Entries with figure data
• • •

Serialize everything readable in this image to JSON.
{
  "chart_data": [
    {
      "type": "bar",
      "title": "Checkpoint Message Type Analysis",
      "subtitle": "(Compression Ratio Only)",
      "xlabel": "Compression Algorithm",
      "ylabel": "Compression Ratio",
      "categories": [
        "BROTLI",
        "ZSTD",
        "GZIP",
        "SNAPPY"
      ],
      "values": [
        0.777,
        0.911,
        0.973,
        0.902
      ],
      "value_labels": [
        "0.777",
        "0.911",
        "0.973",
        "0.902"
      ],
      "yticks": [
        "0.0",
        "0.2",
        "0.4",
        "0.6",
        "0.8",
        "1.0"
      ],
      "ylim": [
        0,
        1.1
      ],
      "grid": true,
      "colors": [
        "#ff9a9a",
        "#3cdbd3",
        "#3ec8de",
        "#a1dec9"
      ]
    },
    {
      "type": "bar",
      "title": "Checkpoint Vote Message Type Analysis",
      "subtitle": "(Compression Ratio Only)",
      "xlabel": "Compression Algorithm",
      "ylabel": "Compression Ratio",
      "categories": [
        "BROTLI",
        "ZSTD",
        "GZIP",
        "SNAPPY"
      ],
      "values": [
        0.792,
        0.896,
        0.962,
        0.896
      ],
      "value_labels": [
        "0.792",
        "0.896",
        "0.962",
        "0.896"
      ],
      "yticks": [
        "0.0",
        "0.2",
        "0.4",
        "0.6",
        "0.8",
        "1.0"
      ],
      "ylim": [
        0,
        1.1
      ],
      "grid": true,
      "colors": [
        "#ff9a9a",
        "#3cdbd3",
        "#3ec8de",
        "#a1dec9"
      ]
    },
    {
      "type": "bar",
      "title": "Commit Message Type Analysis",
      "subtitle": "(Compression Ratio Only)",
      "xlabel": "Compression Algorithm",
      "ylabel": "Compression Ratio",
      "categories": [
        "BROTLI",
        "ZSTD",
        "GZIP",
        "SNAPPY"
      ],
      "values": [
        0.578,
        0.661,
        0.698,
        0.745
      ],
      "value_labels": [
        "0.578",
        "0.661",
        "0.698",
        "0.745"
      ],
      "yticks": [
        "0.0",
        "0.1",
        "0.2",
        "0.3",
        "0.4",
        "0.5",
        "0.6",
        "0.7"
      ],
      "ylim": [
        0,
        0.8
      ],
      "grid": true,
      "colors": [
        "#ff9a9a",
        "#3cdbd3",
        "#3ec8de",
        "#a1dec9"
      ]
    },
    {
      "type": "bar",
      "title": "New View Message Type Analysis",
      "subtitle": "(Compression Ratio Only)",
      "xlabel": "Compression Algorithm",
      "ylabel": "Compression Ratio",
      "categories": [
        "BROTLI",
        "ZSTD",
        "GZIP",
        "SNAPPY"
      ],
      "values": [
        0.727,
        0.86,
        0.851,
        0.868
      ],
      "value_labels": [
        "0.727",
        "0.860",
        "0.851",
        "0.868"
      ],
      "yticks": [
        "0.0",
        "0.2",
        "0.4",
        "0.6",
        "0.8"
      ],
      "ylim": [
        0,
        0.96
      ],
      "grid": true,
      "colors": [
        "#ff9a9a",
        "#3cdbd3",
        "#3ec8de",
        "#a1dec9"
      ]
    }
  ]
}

• • •

■ Exercise brief: Count up the lines in the listing that hold the word "Analysis", and give that number only.

■ Task output: 4